▶ _WHAT TO DO_: Reproduce all the entries precisely.

-- START OF ENTRIES SUPPLIED --

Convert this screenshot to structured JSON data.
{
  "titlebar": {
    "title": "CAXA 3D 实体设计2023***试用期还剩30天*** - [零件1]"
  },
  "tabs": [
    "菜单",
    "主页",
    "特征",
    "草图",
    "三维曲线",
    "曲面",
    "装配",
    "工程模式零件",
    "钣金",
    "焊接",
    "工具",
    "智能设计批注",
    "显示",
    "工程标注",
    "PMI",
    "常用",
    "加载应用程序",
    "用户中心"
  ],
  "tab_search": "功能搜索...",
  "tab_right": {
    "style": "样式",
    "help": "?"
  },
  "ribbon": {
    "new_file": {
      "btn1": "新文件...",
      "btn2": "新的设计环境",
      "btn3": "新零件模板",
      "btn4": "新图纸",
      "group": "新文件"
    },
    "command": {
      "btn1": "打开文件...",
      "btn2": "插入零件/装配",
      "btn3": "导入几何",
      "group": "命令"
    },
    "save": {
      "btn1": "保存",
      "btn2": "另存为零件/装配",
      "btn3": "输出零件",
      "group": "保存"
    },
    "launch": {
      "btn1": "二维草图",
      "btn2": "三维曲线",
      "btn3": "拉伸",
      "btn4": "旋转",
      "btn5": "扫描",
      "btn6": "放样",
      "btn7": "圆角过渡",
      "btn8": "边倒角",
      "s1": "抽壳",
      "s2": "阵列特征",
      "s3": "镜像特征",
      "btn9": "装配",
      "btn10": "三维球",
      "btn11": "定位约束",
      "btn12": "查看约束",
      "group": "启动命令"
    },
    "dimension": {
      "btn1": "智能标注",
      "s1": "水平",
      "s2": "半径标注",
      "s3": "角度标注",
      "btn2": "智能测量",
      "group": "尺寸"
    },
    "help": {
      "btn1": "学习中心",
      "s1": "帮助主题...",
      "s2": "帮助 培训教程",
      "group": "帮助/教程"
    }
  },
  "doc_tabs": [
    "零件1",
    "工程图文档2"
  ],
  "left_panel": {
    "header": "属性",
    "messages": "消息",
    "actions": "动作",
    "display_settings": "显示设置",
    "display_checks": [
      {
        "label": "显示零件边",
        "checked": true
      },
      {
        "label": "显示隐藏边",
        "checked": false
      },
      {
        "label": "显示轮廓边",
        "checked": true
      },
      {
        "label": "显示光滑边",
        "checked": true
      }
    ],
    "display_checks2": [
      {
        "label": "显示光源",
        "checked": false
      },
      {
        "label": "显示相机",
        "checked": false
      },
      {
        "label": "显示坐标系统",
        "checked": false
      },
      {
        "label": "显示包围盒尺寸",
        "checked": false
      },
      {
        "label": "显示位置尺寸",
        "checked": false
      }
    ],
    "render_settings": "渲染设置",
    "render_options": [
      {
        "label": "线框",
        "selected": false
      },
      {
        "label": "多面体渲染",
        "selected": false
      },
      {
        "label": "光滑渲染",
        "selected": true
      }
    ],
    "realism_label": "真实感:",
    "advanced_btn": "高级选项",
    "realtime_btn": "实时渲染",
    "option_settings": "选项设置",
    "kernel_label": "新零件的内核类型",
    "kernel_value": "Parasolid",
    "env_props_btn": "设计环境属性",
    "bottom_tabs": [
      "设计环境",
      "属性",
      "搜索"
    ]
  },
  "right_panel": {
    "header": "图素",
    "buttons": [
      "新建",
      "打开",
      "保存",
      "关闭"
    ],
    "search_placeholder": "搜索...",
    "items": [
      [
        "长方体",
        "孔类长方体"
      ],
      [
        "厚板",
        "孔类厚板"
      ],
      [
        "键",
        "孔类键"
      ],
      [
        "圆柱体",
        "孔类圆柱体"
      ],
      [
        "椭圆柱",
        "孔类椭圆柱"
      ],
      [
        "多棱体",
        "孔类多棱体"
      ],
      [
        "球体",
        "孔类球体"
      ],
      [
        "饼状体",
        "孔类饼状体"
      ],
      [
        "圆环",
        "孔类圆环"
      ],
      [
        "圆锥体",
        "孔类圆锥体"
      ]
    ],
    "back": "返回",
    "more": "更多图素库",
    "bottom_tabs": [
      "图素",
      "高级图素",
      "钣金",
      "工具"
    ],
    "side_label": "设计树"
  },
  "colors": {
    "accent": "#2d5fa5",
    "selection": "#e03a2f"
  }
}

-- END OF ENTRIES SUPPLIED --

▶ _FULL OUTPUT_:
Convert this screenshot to structured JSON data.
{
  "titlebar": {
    "title": "CAXA 3D 实体设计2023***试用期还剩30天*** - [零件1]"
  },
  "tabs": [
    "菜单",
    "主页",
    "特征",
    "草图",
    "三维曲线",
    "曲面",
    "装配",
    "工程模式零件",
    "钣金",
    "焊接",
    "工具",
    "智能设计批注",
    "显示",
    "工程标注",
    "PMI",
    "常用",
    "加载应用程序",
    "用户中心"
  ],
  "tab_search": "功能搜索...",
  "tab_right": {
    "style": "样式",
    "help": "?"
  },
  "ribbon": {
    "new_file": {
      "btn1": "新文件...",
      "btn2": "新的设计环境",
      "btn3": "新零件模板",
      "btn4": "新图纸",
      "group": "新文件"
    },
    "command": {
      "btn1": "打开文件...",
      "btn2": "插入零件/装配",
      "btn3": "导入几何",
      "group": "命令"
    },
    "save": {
      "btn1": "保存",
      "btn2": "另存为零件/装配",
      "btn3": "输出零件",
      "group": "保存"
    },
    "launch": {
      "btn1": "二维草图",
      "btn2": "三维曲线",
      "btn3": "拉伸",
      "btn4": "旋转",
      "btn5": "扫描",
      "btn6": "放样",
      "btn7": "圆角过渡",
      "btn8": "边倒角",
      "s1": "抽壳",
      "s2": "阵列特征",
      "s3": "镜像特征",
      "btn9": "装配",
      "btn10": "三维球",
      "btn11": "定位约束",
      "btn12": "查看约束",
      "group": "启动命令"
    },
    "dimension": {
      "btn1": "智能标注",
      "s1": "水平",
      "s2": "半径标注",
      "s3": "角度标注",
      "btn2": "智能测量",
      "group": "尺寸"
    },
    "help": {
      "btn1": "学习中心",
      "s1": "帮助主题...",
      "s2": "帮助 培训教程",
      "group": "帮助/教程"
    }
  },
  "doc_tabs": [
    "零件1",
    "工程图文档2"
  ],
  "left_panel": {
    "header": "属性",
    "messages": "消息",
    "actions": "动作",
    "display_settings": "显示设置",
    "display_checks": [
      {
        "label": "显示零件边",
        "checked": true
      },
      {
        "label": "显示隐藏边",
        "checked": false
      },
      {
        "label": "显示轮廓边",
        "checked": true
      },
      {
        "label": "显示光滑边",
        "checked": true
      }
    ],
    "display_checks2": [
      {
        "label": "显示光源",
        "checked": false
      },
      {
        "label": "显示相机",
        "checked": false
      },
      {
        "label": "显示坐标系统",
        "checked": false
      },
      {
        "label": "显示包围盒尺寸",
        "checked": false
      },
      {
        "label": "显示位置尺寸",
        "checked": false
      }
    ],
    "render_settings": "渲染设置",
    "render_options": [
      {
        "label": "线框",
        "selected": false
      },
      {
        "label": "多面体渲染",
        "selected": false
      },
      {
        "label": "光滑渲染",
        "selected": true
      }
    ],
    "realism_label": "真实感:",
    "advanced_btn": "高级选项",
    "realtime_btn": "实时渲染",
    "option_settings": "选项设置",
    "kernel_label": "新零件的内核类型",
    "kernel_value": "Parasolid",
    "env_props_btn": "设计环境属性",
    "bottom_tabs": [
      "设计环境",
      "属性",
      "搜索"
    ]
  },
  "right_panel": {
    "header": "图素",
    "buttons": [
      "新建",
      "打开",
      "保存",
      "关闭"
    ],
    "search_placeholder": "搜索...",
    "items": [
      [
        "长方体",
        "孔类长方体"
      ],
      [
        "厚板",
        "孔类厚板"
      ],
      [
        "键",
        "孔类键"
      ],
      [
        "圆柱体",
        "孔类圆柱体"
      ],
      [
        "椭圆柱",
        "孔类椭圆柱"
      ],
      [
        "多棱体",
        "孔类多棱体"
      ],
      [
        "球体",
        "孔类球体"
      ],
      [
        "饼状体",
        "孔类饼状体"
      ],
      [
        "圆环",
        "孔类圆环"
      ],
      [
        "圆锥体",
        "孔类圆锥体"
      ]
    ],
    "back": "返回",
    "more": "更多图素库",
    "bottom_tabs": [
      "图素",
      "高级图素",
      "钣金",
      "工具"
    ],
    "side_label": "设计树"
  },
  "colors": {
    "accent": "#2d5fa5",
    "selection": "#e03a2f"
  }
}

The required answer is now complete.